● **Task inputs**:
((

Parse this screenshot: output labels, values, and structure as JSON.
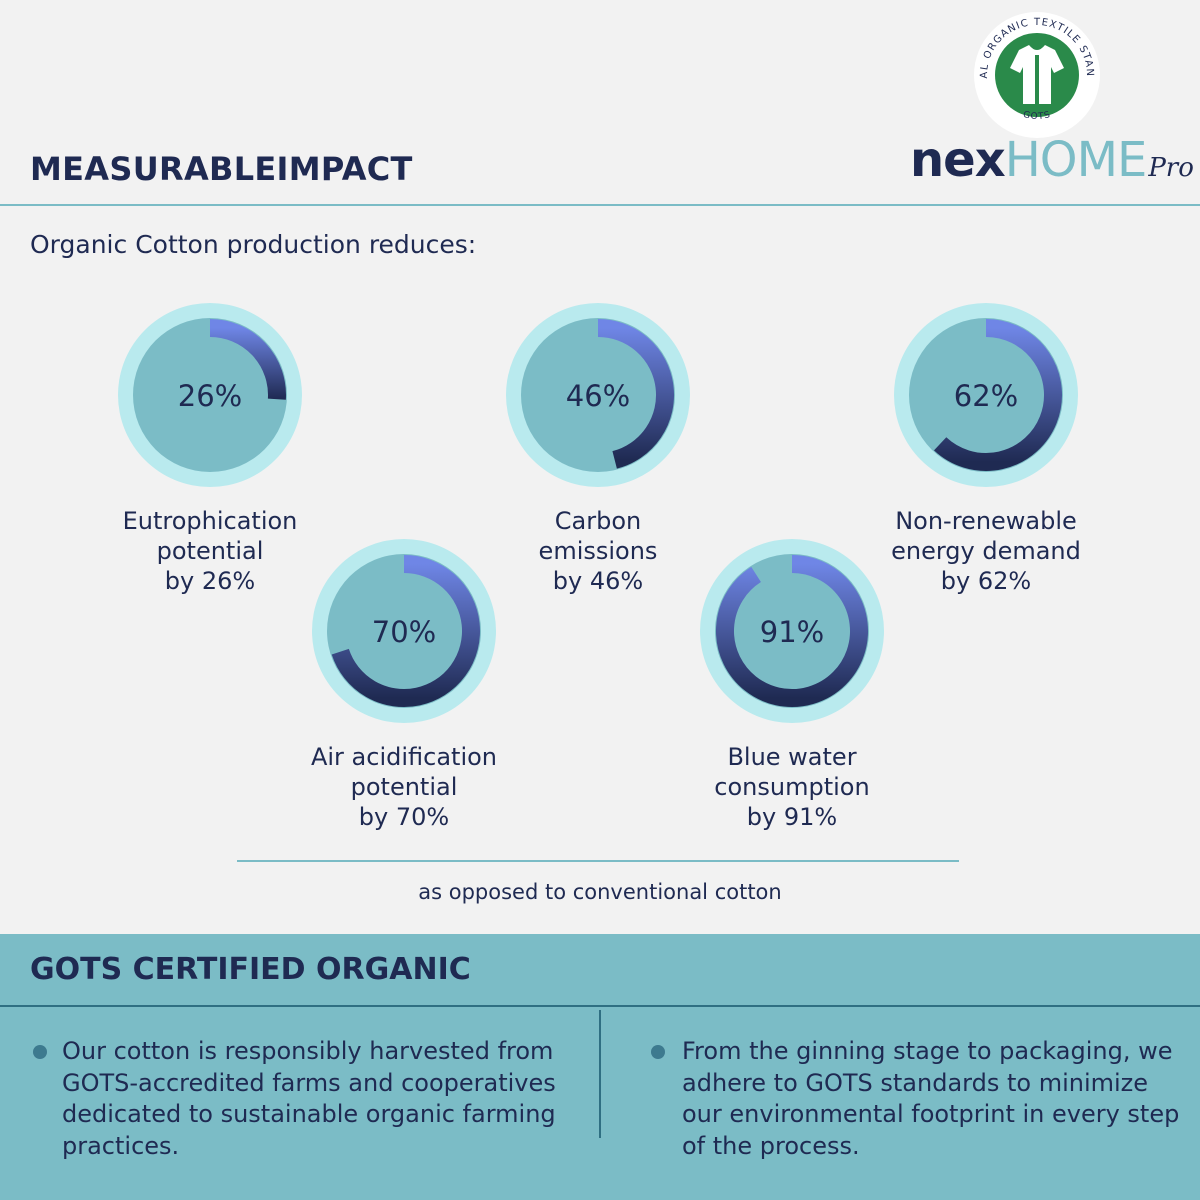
{
  "brand": {
    "seal_text_top": "GLOBAL ORGANIC TEXTILE STANDARD",
    "seal_text_bottom": "GOTS",
    "name_part1": "nex",
    "name_part2": "HOME",
    "name_part3": "Pro"
  },
  "header": {
    "title": "MEASURABLEIMPACT",
    "subtitle": "Organic Cotton production reduces:"
  },
  "colors": {
    "background": "#f2f2f2",
    "teal": "#7bbcc6",
    "ring_glow": "#b9eaee",
    "arc_start": "#6f86e6",
    "arc_end": "#1f2a52",
    "navy": "#1f2a52"
  },
  "chart_data": {
    "type": "pie",
    "unit": "%",
    "items": [
      {
        "value": 26,
        "display": "26%",
        "label": [
          "Eutrophication",
          "potential",
          "by 26%"
        ]
      },
      {
        "value": 46,
        "display": "46%",
        "label": [
          "Carbon",
          "emissions",
          "by 46%"
        ]
      },
      {
        "value": 62,
        "display": "62%",
        "label": [
          "Non-renewable",
          "energy demand",
          "by 62%"
        ]
      },
      {
        "value": 70,
        "display": "70%",
        "label": [
          "Air acidification",
          "potential",
          "by 70%"
        ]
      },
      {
        "value": 91,
        "display": "91%",
        "label": [
          "Blue water",
          "consumption",
          "by 91%"
        ]
      }
    ]
  },
  "footnote": "as opposed to conventional cotton",
  "gots": {
    "title": "GOTS CERTIFIED ORGANIC",
    "bullets": [
      "Our cotton is responsibly harvested from GOTS-accredited farms and cooperatives dedicated to sustainable organic farming practices.",
      "From the ginning stage to packaging, we adhere to GOTS standards to minimize our environmental footprint in every step of the process."
    ]
  }
}
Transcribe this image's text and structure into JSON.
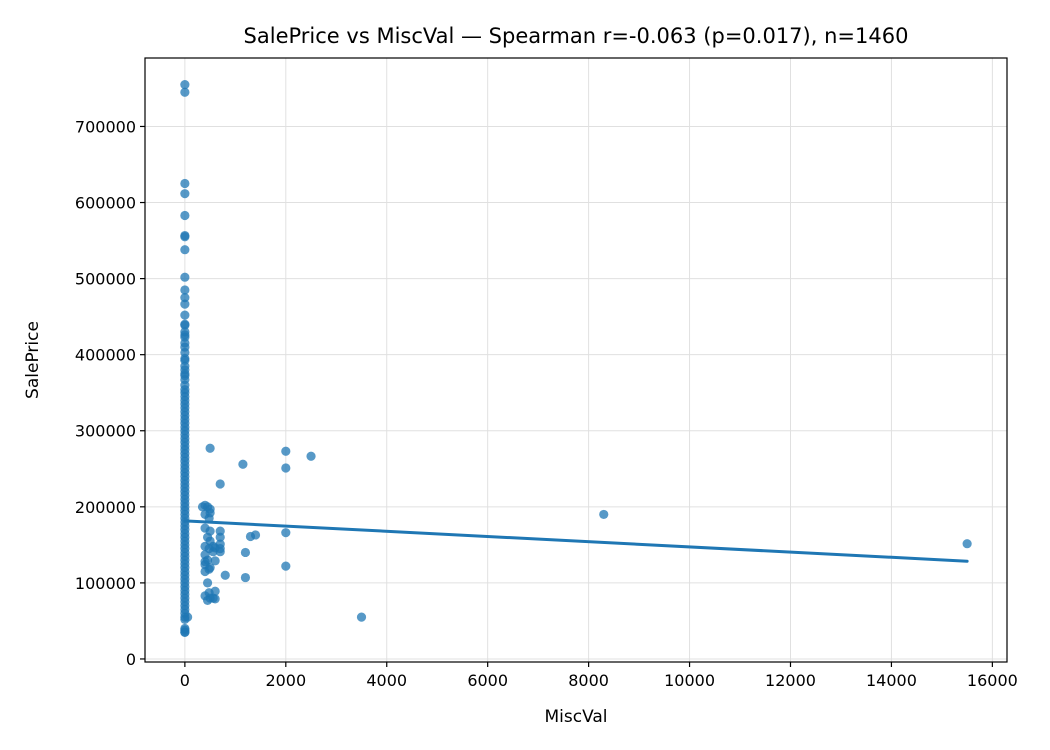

))

● **Job**: Pull every line holding "structure" out of the records.

● **Output**:
Parse this screenshot: output labels, values, and structure as JSON.
Transcribe this image's text and structure into JSON.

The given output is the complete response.